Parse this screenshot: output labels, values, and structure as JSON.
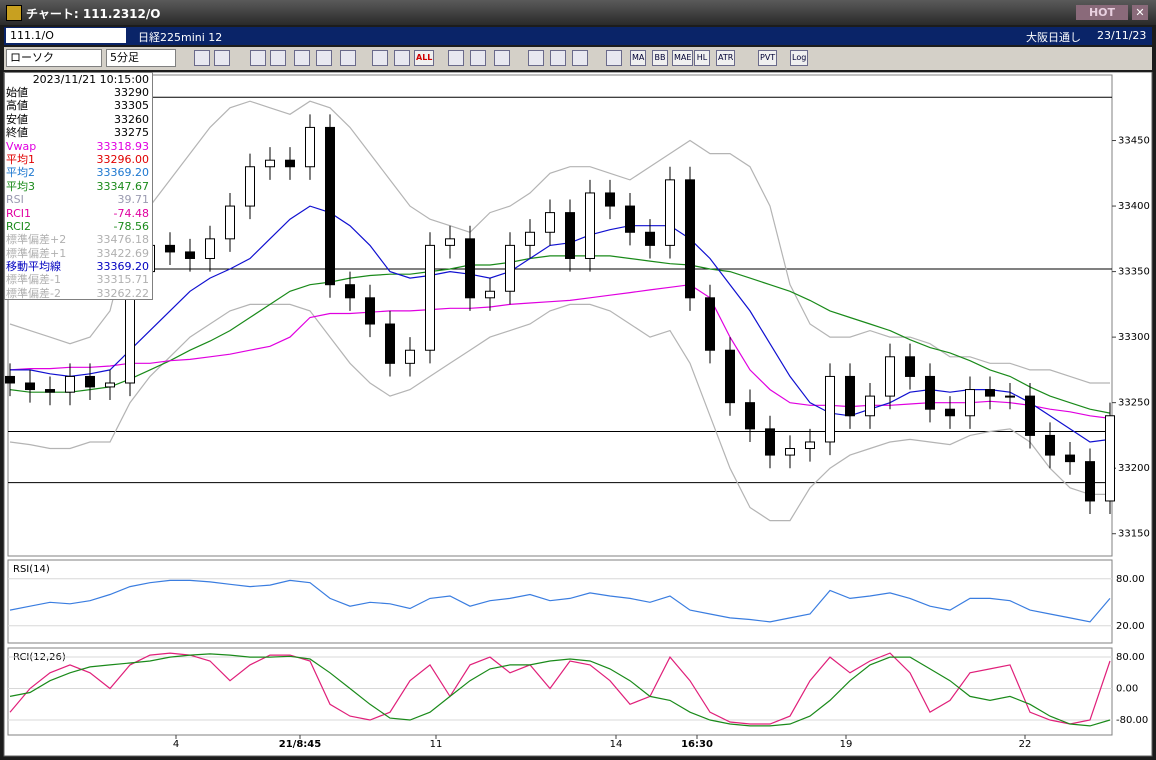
{
  "window": {
    "title": "チャート: 111.2312/O",
    "hot": "HOT",
    "symbol": "111.1/O",
    "name": "日経225mini 12",
    "market": "大阪日通し",
    "date": "23/11/23"
  },
  "toolbar": {
    "chart_type": "ローソク",
    "period": "5分足",
    "buttons": [
      "ALL",
      "MA",
      "BB",
      "MAE",
      "HL",
      "ATR",
      "PVT",
      "Log"
    ]
  },
  "info_panel": {
    "datetime": "2023/11/21  10:15:00",
    "rows": [
      {
        "label": "始値",
        "value": "33290",
        "color": "#000000"
      },
      {
        "label": "高値",
        "value": "33305",
        "color": "#000000"
      },
      {
        "label": "安値",
        "value": "33260",
        "color": "#000000"
      },
      {
        "label": "終値",
        "value": "33275",
        "color": "#000000"
      },
      {
        "label": "Vwap",
        "value": "33318.93",
        "color": "#e000e0"
      },
      {
        "label": "平均1",
        "value": "33296.00",
        "color": "#e00000"
      },
      {
        "label": "平均2",
        "value": "33369.20",
        "color": "#1e78d0"
      },
      {
        "label": "平均3",
        "value": "33347.67",
        "color": "#1a8a1a"
      },
      {
        "label": "RSI",
        "value": "39.71",
        "color": "#9a9ab0"
      },
      {
        "label": "RCI1",
        "value": "-74.48",
        "color": "#e000a0"
      },
      {
        "label": "RCI2",
        "value": "-78.56",
        "color": "#1a8a1a"
      },
      {
        "label": "標準偏差+2",
        "value": "33476.18",
        "color": "#b0b0b0"
      },
      {
        "label": "標準偏差+1",
        "value": "33422.69",
        "color": "#b0b0b0"
      },
      {
        "label": "移動平均線",
        "value": "33369.20",
        "color": "#0000c0"
      },
      {
        "label": "標準偏差-1",
        "value": "33315.71",
        "color": "#b0b0b0"
      },
      {
        "label": "標準偏差-2",
        "value": "33262.22",
        "color": "#b0b0b0"
      }
    ]
  },
  "chart_data": [
    {
      "type": "candlestick",
      "x": [
        0,
        1,
        2,
        3,
        4,
        5,
        6,
        7,
        8,
        9,
        10,
        11,
        12,
        13,
        14,
        15,
        16,
        17,
        18,
        19,
        20,
        21,
        22,
        23,
        24,
        25,
        26,
        27,
        28,
        29,
        30,
        31,
        32,
        33,
        34,
        35,
        36,
        37,
        38,
        39,
        40,
        41,
        42,
        43,
        44,
        45,
        46,
        47,
        48,
        49,
        50,
        51,
        52,
        53,
        54,
        55
      ],
      "open": [
        33270,
        33265,
        33260,
        33258,
        33270,
        33262,
        33265,
        33350,
        33370,
        33365,
        33360,
        33375,
        33400,
        33430,
        33435,
        33430,
        33460,
        33340,
        33330,
        33310,
        33280,
        33290,
        33370,
        33375,
        33330,
        33335,
        33370,
        33380,
        33395,
        33360,
        33410,
        33400,
        33380,
        33370,
        33420,
        33330,
        33290,
        33250,
        33230,
        33210,
        33215,
        33220,
        33270,
        33240,
        33255,
        33285,
        33270,
        33245,
        33240,
        33260,
        33255,
        33255,
        33225,
        33210,
        33205,
        33175
      ],
      "high": [
        33280,
        33275,
        33270,
        33280,
        33280,
        33275,
        33360,
        33380,
        33380,
        33375,
        33385,
        33410,
        33440,
        33445,
        33445,
        33470,
        33470,
        33350,
        33340,
        33320,
        33300,
        33380,
        33385,
        33385,
        33345,
        33380,
        33390,
        33405,
        33405,
        33420,
        33420,
        33410,
        33390,
        33430,
        33430,
        33340,
        33300,
        33260,
        33240,
        33225,
        33230,
        33280,
        33280,
        33265,
        33295,
        33295,
        33280,
        33255,
        33270,
        33270,
        33265,
        33265,
        33235,
        33220,
        33215,
        33250
      ],
      "low": [
        33255,
        33250,
        33248,
        33248,
        33252,
        33252,
        33255,
        33340,
        33355,
        33350,
        33350,
        33365,
        33390,
        33420,
        33420,
        33420,
        33330,
        33320,
        33300,
        33270,
        33270,
        33280,
        33360,
        33320,
        33320,
        33325,
        33360,
        33370,
        33350,
        33350,
        33390,
        33370,
        33360,
        33360,
        33320,
        33280,
        33240,
        33220,
        33200,
        33200,
        33205,
        33210,
        33230,
        33230,
        33245,
        33260,
        33235,
        33230,
        33230,
        33245,
        33245,
        33215,
        33200,
        33195,
        33165,
        33165
      ],
      "close": [
        33265,
        33260,
        33258,
        33270,
        33262,
        33265,
        33350,
        33370,
        33365,
        33360,
        33375,
        33400,
        33430,
        33435,
        33430,
        33460,
        33340,
        33330,
        33310,
        33280,
        33290,
        33370,
        33375,
        33330,
        33335,
        33370,
        33380,
        33395,
        33360,
        33410,
        33400,
        33380,
        33370,
        33420,
        33330,
        33290,
        33250,
        33230,
        33210,
        33215,
        33220,
        33270,
        33240,
        33255,
        33285,
        33270,
        33245,
        33240,
        33260,
        33255,
        33255,
        33225,
        33210,
        33205,
        33175,
        33240
      ],
      "series": [
        {
          "color": "#b4b4b4",
          "values": [
            33310,
            33305,
            33300,
            33295,
            33300,
            33320,
            33380,
            33400,
            33420,
            33440,
            33460,
            33475,
            33480,
            33475,
            33470,
            33480,
            33475,
            33460,
            33440,
            33420,
            33400,
            33390,
            33385,
            33380,
            33395,
            33400,
            33410,
            33425,
            33430,
            33430,
            33425,
            33420,
            33430,
            33440,
            33450,
            33440,
            33440,
            33430,
            33400,
            33340,
            33310,
            33300,
            33300,
            33305,
            33300,
            33300,
            33295,
            33285,
            33285,
            33280,
            33280,
            33275,
            33275,
            33270,
            33265,
            33265
          ]
        },
        {
          "color": "#b4b4b4",
          "values": [
            33220,
            33218,
            33215,
            33215,
            33220,
            33220,
            33250,
            33270,
            33285,
            33300,
            33310,
            33320,
            33325,
            33325,
            33325,
            33320,
            33300,
            33280,
            33265,
            33255,
            33260,
            33270,
            33280,
            33290,
            33300,
            33305,
            33310,
            33320,
            33325,
            33325,
            33320,
            33310,
            33300,
            33305,
            33280,
            33240,
            33200,
            33170,
            33160,
            33160,
            33185,
            33200,
            33210,
            33215,
            33220,
            33222,
            33220,
            33218,
            33225,
            33228,
            33230,
            33220,
            33200,
            33185,
            33180,
            33180
          ]
        },
        {
          "color": "#1a8a1a",
          "values": [
            33260,
            33258,
            33258,
            33258,
            33260,
            33262,
            33268,
            33275,
            33282,
            33290,
            33297,
            33305,
            33315,
            33325,
            33335,
            33340,
            33342,
            33345,
            33347,
            33348,
            33348,
            33350,
            33352,
            33355,
            33355,
            33357,
            33360,
            33362,
            33362,
            33362,
            33362,
            33360,
            33358,
            33356,
            33355,
            33352,
            33350,
            33345,
            33340,
            33335,
            33328,
            33320,
            33315,
            33310,
            33305,
            33298,
            33292,
            33288,
            33282,
            33275,
            33270,
            33262,
            33255,
            33250,
            33245,
            33242
          ]
        },
        {
          "color": "#e000e0",
          "values": [
            33275,
            33276,
            33276,
            33277,
            33277,
            33278,
            33280,
            33280,
            33282,
            33283,
            33285,
            33287,
            33290,
            33293,
            33300,
            33315,
            33318,
            33318,
            33319,
            33320,
            33320,
            33321,
            33322,
            33322,
            33323,
            33325,
            33326,
            33327,
            33328,
            33330,
            33332,
            33334,
            33336,
            33338,
            33340,
            33330,
            33300,
            33275,
            33260,
            33250,
            33248,
            33248,
            33247,
            33248,
            33248,
            33249,
            33250,
            33250,
            33250,
            33251,
            33250,
            33248,
            33245,
            33243,
            33240,
            33238
          ]
        },
        {
          "color": "#1010d0",
          "values": [
            33275,
            33275,
            33272,
            33270,
            33272,
            33275,
            33290,
            33305,
            33320,
            33335,
            33345,
            33352,
            33360,
            33375,
            33390,
            33400,
            33395,
            33385,
            33370,
            33350,
            33345,
            33347,
            33350,
            33348,
            33345,
            33350,
            33360,
            33370,
            33372,
            33378,
            33382,
            33385,
            33385,
            33385,
            33375,
            33360,
            33340,
            33320,
            33295,
            33270,
            33250,
            33242,
            33240,
            33245,
            33250,
            33258,
            33260,
            33258,
            33260,
            33260,
            33258,
            33250,
            33240,
            33230,
            33220,
            33222
          ]
        }
      ],
      "hlines": [
        33483,
        33352,
        33228,
        33189
      ],
      "ylim": [
        33133,
        33500
      ],
      "yticks": [
        33150,
        33200,
        33250,
        33300,
        33350,
        33400,
        33450
      ],
      "xlim": [
        -0.1,
        55.1
      ],
      "xticks": [
        {
          "value": 8.3,
          "label": "4"
        },
        {
          "value": 14.5,
          "label": "21/8:45"
        },
        {
          "value": 21.3,
          "label": "11"
        },
        {
          "value": 30.3,
          "label": "14"
        },
        {
          "value": 34.35,
          "label": "16:30"
        },
        {
          "value": 41.8,
          "label": "19"
        },
        {
          "value": 50.75,
          "label": "22"
        }
      ]
    },
    {
      "type": "line",
      "title": "RSI(14)",
      "x": [
        0,
        1,
        2,
        3,
        4,
        5,
        6,
        7,
        8,
        9,
        10,
        11,
        12,
        13,
        14,
        15,
        16,
        17,
        18,
        19,
        20,
        21,
        22,
        23,
        24,
        25,
        26,
        27,
        28,
        29,
        30,
        31,
        32,
        33,
        34,
        35,
        36,
        37,
        38,
        39,
        40,
        41,
        42,
        43,
        44,
        45,
        46,
        47,
        48,
        49,
        50,
        51,
        52,
        53,
        54,
        55
      ],
      "series": [
        {
          "color": "#3a7de0",
          "values": [
            40,
            45,
            50,
            48,
            52,
            60,
            70,
            75,
            78,
            78,
            76,
            73,
            70,
            72,
            78,
            75,
            55,
            45,
            50,
            48,
            42,
            55,
            58,
            45,
            52,
            55,
            60,
            52,
            55,
            62,
            58,
            55,
            50,
            58,
            40,
            35,
            30,
            28,
            25,
            30,
            35,
            65,
            55,
            58,
            62,
            55,
            45,
            40,
            55,
            55,
            52,
            40,
            35,
            30,
            25,
            55
          ]
        }
      ],
      "ylim": [
        -2,
        104
      ],
      "yticks": [
        {
          "value": 80,
          "label": "80.00"
        },
        {
          "value": 20,
          "label": "20.00"
        }
      ],
      "xlim": [
        -0.1,
        55.1
      ]
    },
    {
      "type": "line",
      "title": "RCI(12,26)",
      "x": [
        0,
        1,
        2,
        3,
        4,
        5,
        6,
        7,
        8,
        9,
        10,
        11,
        12,
        13,
        14,
        15,
        16,
        17,
        18,
        19,
        20,
        21,
        22,
        23,
        24,
        25,
        26,
        27,
        28,
        29,
        30,
        31,
        32,
        33,
        34,
        35,
        36,
        37,
        38,
        39,
        40,
        41,
        42,
        43,
        44,
        45,
        46,
        47,
        48,
        49,
        50,
        51,
        52,
        53,
        54,
        55
      ],
      "series": [
        {
          "color": "#e0207a",
          "values": [
            -60,
            0,
            40,
            60,
            40,
            0,
            60,
            85,
            90,
            85,
            70,
            20,
            60,
            85,
            85,
            70,
            -40,
            -70,
            -80,
            -60,
            20,
            60,
            -20,
            60,
            80,
            40,
            60,
            0,
            70,
            60,
            20,
            -40,
            -20,
            80,
            20,
            -60,
            -85,
            -90,
            -90,
            -70,
            20,
            80,
            40,
            70,
            90,
            40,
            -60,
            -30,
            40,
            50,
            60,
            -60,
            -80,
            -90,
            -80,
            70
          ]
        },
        {
          "color": "#1a8a1a",
          "values": [
            -20,
            -10,
            20,
            40,
            55,
            60,
            65,
            70,
            80,
            85,
            88,
            85,
            80,
            80,
            82,
            75,
            40,
            0,
            -40,
            -75,
            -80,
            -60,
            -20,
            20,
            50,
            60,
            60,
            70,
            75,
            70,
            50,
            20,
            -20,
            -30,
            -60,
            -80,
            -90,
            -95,
            -95,
            -90,
            -70,
            -30,
            20,
            60,
            80,
            80,
            50,
            20,
            -20,
            -30,
            -20,
            -40,
            -70,
            -90,
            -95,
            -80
          ]
        }
      ],
      "ylim": [
        -118,
        103
      ],
      "yticks": [
        {
          "value": 80,
          "label": "80.00"
        },
        {
          "value": 0,
          "label": "0.00"
        },
        {
          "value": -80,
          "label": "-80.00"
        }
      ],
      "xlim": [
        -0.1,
        55.1
      ]
    }
  ]
}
■ ■ ■
■ **PROBLEM DESCRIPTION**
Point out every line holding the string "title" and copy it.

■ **THE ANSWER**
    "title": "チャート: 111.2312/O",
      "title": "RSI(14)",
      "title": "RCI(12,26)",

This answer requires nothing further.